* **Brief**
Look for the word "title" in the entries below, then copy every line that has it.

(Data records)
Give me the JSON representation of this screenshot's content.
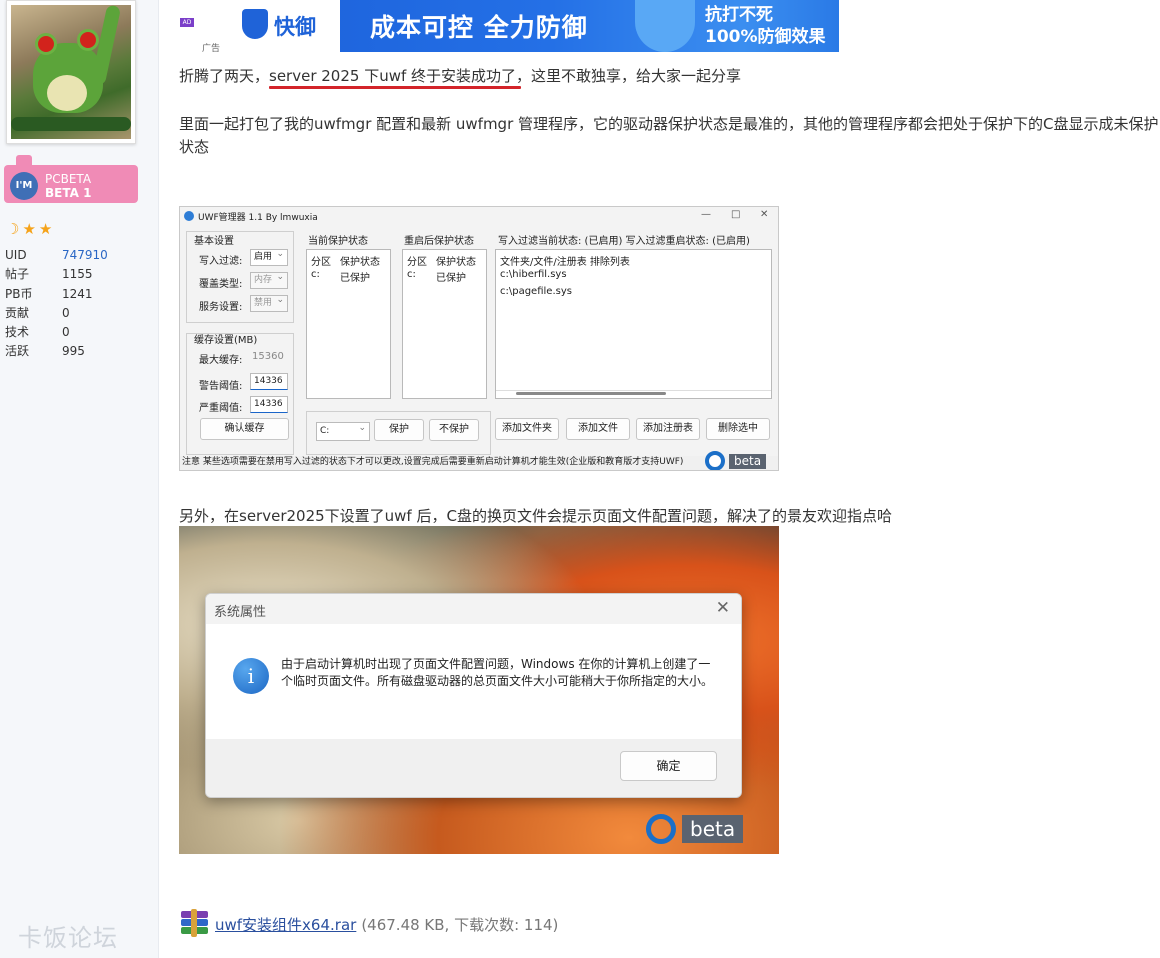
{
  "sidebar": {
    "badge_line1": "PCBETA",
    "badge_line2": "BETA 1",
    "badge_circle": "I'M",
    "stars": "☽★★",
    "stats": [
      {
        "label": "UID",
        "value": "747910"
      },
      {
        "label": "帖子",
        "value": "1155"
      },
      {
        "label": "PB币",
        "value": "1241"
      },
      {
        "label": "贡献",
        "value": "0"
      },
      {
        "label": "技术",
        "value": "0"
      },
      {
        "label": "活跃",
        "value": "995"
      }
    ],
    "watermark": "卡饭论坛"
  },
  "ad": {
    "tag": "AD",
    "brand": "快御",
    "small_label": "广告",
    "headline": "成本可控 全力防御",
    "right_line1": "抗打不死",
    "right_line2": "100%防御效果"
  },
  "post": {
    "p1_a": "折腾了两天，",
    "p1_b": "server 2025 下uwf 终于安装成功了",
    "p1_c": "，这里不敢独享，给大家一起分享",
    "p2": "里面一起打包了我的uwfmgr 配置和最新 uwfmgr 管理程序，它的驱动器保护状态是最准的，其他的管理程序都会把处于保护下的C盘显示成未保护状态",
    "p3": "另外，在server2025下设置了uwf 后，C盘的换页文件会提示页面文件配置问题，解决了的景友欢迎指点哈"
  },
  "uwf_window": {
    "title": "UWF管理器 1.1    By lmwuxia",
    "controls": [
      "—",
      "□",
      "✕"
    ],
    "basic_group": "基本设置",
    "write_filter_label": "写入过滤:",
    "write_filter_value": "启用",
    "overlay_type_label": "覆盖类型:",
    "overlay_type_value": "内存",
    "service_label": "服务设置:",
    "service_value": "禁用",
    "cache_group": "缓存设置(MB)",
    "max_cache_label": "最大缓存:",
    "max_cache_value": "15360",
    "warn_label": "警告阈值:",
    "warn_value": "14336",
    "severe_label": "严重阈值:",
    "severe_value": "14336",
    "confirm_cache": "确认缓存",
    "current_header": "当前保护状态",
    "restart_header": "重启后保护状态",
    "filter_header": "写入过滤当前状态: (已启用)   写入过滤重启状态: (已启用)",
    "col_partition": "分区",
    "col_status": "保护状态",
    "row_drive": "c:",
    "row_status": "已保护",
    "exclusion_header": "文件夹/文件/注册表 排除列表",
    "exclusions": [
      "c:\\hiberfil.sys",
      "c:\\pagefile.sys"
    ],
    "drive_select": "C:",
    "btn_protect": "保护",
    "btn_unprotect": "不保护",
    "btn_add_folder": "添加文件夹",
    "btn_add_file": "添加文件",
    "btn_add_reg": "添加注册表",
    "btn_delete": "删除选中",
    "status_bar": "注意 某些选项需要在禁用写入过滤的状态下才可以更改,设置完成后需要重新启动计算机才能生效(企业版和教育版才支持UWF)",
    "logo_text": "beta"
  },
  "dialog": {
    "title": "系统属性",
    "close": "✕",
    "info_glyph": "i",
    "message": "由于启动计算机时出现了页面文件配置问题，Windows 在你的计算机上创建了一个临时页面文件。所有磁盘驱动器的总页面文件大小可能稍大于你所指定的大小。",
    "ok": "确定",
    "logo_text": "beta"
  },
  "attachment": {
    "filename": "uwf安装组件x64.rar",
    "meta": "(467.48 KB, 下载次数: 114)",
    "icon": "winrar-archive-icon"
  }
}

* **Response to the exercise**
    "title": "UWF管理器 1.1    By lmwuxia",
    "title": "系统属性",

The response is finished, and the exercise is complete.